> **Request**
Select, from the data, each line where "Shield" occurs.

> **Extracted data**
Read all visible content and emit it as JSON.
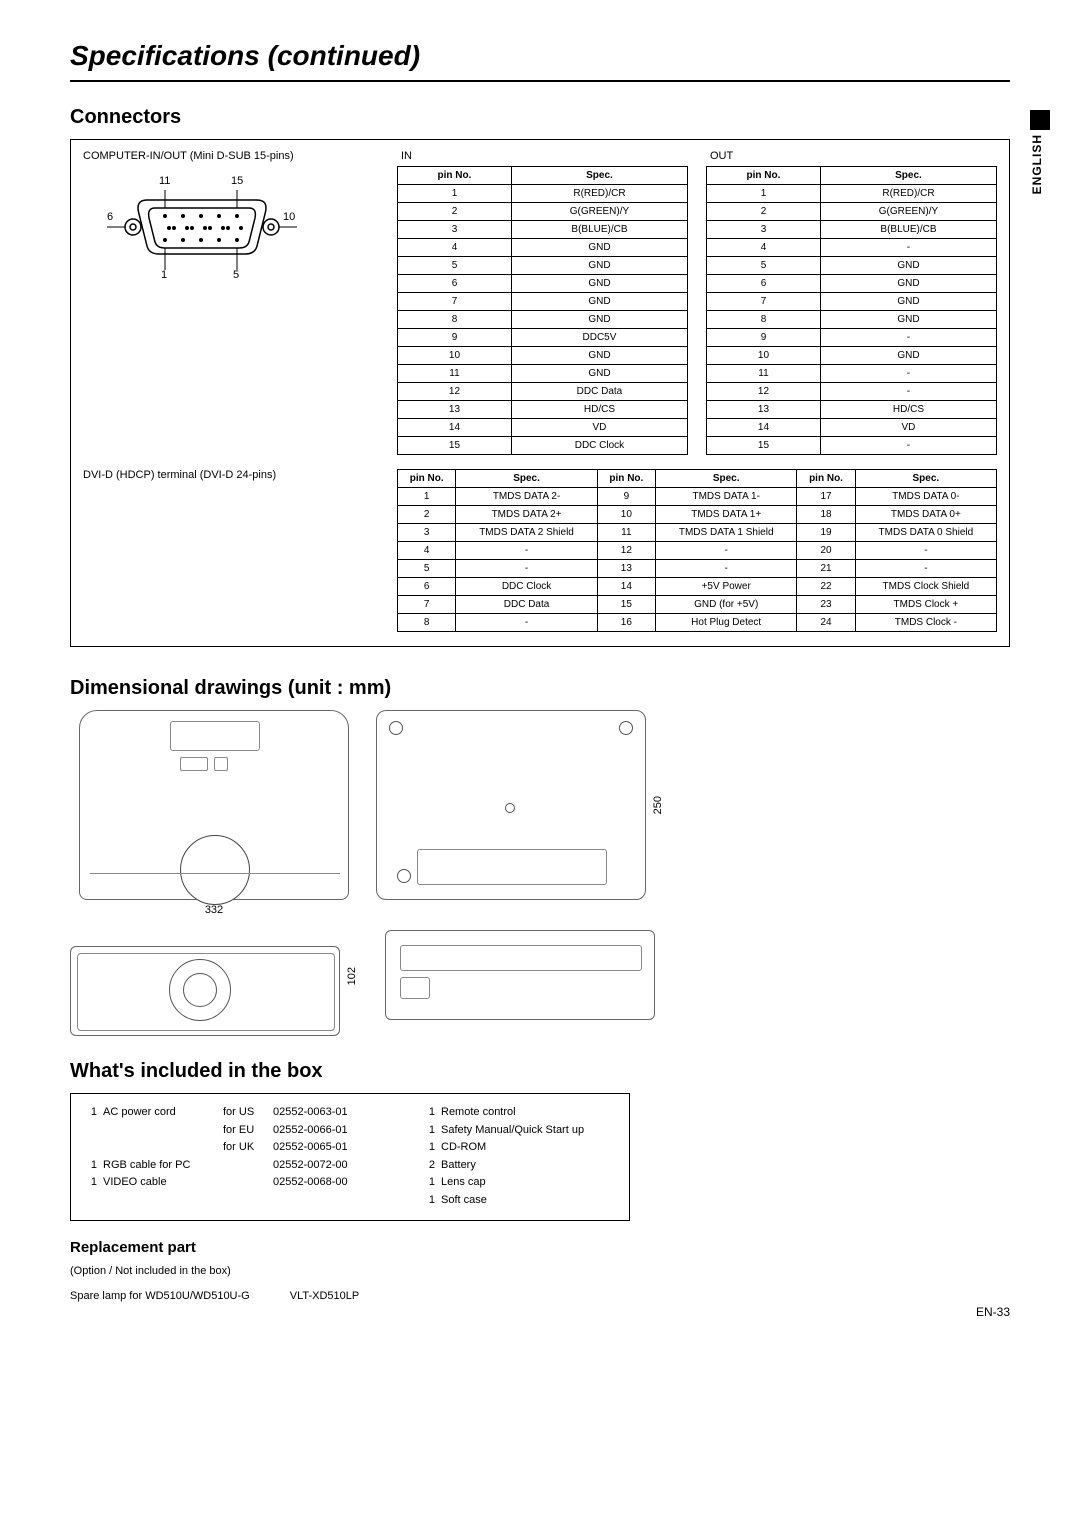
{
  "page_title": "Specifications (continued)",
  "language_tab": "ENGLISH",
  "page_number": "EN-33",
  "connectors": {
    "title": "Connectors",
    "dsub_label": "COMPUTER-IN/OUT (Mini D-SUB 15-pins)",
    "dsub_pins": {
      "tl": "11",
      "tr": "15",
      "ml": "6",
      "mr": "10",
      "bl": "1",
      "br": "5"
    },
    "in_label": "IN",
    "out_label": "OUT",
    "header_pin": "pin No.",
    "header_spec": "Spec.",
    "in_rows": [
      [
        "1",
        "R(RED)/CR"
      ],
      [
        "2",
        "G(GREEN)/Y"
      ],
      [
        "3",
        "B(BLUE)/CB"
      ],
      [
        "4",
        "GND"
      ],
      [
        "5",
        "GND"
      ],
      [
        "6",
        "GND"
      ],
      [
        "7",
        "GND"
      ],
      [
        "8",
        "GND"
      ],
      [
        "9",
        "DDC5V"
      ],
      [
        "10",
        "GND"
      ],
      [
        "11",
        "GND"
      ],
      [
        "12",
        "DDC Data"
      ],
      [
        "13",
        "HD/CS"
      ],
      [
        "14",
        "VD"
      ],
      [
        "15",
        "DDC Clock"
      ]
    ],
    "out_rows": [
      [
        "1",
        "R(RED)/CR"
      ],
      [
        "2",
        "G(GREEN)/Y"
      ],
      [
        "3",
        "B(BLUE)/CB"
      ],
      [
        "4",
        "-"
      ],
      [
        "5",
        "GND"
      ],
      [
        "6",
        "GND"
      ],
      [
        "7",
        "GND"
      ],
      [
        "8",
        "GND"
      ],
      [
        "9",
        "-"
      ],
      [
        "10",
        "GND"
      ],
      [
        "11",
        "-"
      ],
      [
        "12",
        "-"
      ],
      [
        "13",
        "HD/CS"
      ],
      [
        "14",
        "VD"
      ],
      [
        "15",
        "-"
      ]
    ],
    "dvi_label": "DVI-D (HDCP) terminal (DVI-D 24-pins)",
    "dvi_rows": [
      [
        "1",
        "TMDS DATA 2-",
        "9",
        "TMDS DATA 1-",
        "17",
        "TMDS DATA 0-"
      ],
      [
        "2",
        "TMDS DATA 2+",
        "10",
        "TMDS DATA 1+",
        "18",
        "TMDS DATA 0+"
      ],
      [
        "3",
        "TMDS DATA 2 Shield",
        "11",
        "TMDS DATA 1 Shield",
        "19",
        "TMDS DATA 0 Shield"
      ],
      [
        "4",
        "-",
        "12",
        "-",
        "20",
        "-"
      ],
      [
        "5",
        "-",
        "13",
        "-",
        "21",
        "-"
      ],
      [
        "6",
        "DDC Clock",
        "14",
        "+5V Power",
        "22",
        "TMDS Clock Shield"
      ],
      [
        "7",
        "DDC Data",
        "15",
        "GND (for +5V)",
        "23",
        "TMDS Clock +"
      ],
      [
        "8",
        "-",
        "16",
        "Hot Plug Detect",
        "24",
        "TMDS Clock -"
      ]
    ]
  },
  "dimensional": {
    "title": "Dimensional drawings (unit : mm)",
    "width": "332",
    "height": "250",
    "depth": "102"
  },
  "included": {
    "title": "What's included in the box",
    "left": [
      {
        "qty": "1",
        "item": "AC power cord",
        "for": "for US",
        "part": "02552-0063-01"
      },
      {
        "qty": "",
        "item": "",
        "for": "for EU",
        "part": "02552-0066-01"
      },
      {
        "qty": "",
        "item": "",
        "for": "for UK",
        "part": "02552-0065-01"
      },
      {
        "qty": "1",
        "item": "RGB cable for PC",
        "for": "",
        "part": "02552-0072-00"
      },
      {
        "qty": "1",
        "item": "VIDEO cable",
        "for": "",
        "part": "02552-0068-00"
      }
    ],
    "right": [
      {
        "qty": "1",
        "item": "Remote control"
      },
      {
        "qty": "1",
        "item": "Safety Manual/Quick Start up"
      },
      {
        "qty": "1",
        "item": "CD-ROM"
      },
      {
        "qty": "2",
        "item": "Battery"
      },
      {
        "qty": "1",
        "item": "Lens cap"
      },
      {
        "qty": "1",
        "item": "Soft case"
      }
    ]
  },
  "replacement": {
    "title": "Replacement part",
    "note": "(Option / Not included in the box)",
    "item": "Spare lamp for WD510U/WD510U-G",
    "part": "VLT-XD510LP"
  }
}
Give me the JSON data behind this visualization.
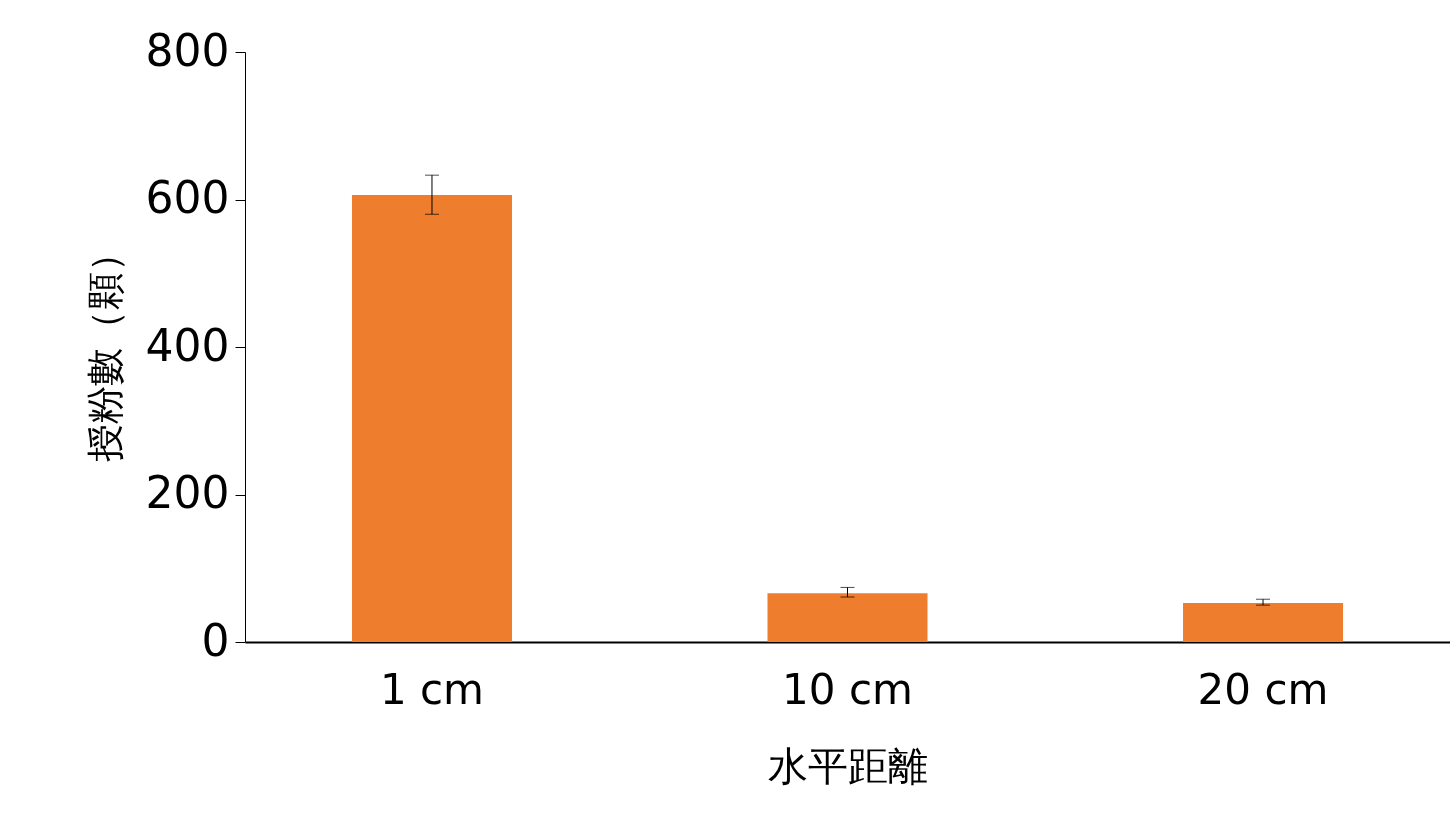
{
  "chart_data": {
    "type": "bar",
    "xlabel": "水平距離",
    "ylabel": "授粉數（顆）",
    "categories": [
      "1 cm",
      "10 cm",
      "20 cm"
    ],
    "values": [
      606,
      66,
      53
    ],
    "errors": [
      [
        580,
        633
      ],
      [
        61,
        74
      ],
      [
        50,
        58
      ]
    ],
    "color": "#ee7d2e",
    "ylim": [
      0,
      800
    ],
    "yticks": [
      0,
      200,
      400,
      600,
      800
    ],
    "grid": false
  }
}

> **Worked solution**
        "TMDS DATA 2 Shield",
        "TMDS DATA 1 Shield",
        "TMDS DATA 0 Shield"
        "TMDS Clock Shield"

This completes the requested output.